**Work to complete**
Write out the material below again, unchanged.

**Data to process**

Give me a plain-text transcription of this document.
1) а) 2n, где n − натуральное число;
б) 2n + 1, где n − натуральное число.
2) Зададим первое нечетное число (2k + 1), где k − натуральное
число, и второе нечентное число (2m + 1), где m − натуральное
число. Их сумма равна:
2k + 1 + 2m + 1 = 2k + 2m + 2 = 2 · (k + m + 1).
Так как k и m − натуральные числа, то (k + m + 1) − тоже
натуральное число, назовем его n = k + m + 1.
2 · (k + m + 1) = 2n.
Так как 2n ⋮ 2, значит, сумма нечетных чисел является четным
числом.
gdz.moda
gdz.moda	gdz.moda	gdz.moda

**Expected output**
Give me a plain-text transcription of this document.
1) а) 2n, где n − натуральное число;
б) 2n + 1, где n − натуральное число.
2) Зададим первое нечетное число (2k + 1), где k − натуральное
число, и второе нечентное число (2m + 1), где m − натуральное
число. Их сумма равна:
2k + 1 + 2m + 1 = 2k + 2m + 2 = 2 · (k + m + 1).
Так как k и m − натуральные числа, то (k + m + 1) − тоже
натуральное число, назовем его n = k + m + 1.
2 · (k + m + 1) = 2n.
Так как 2n ⋮ 2, значит, сумма нечетных чисел является четным
числом.
gdz.moda
gdz.moda	gdz.moda	gdz.moda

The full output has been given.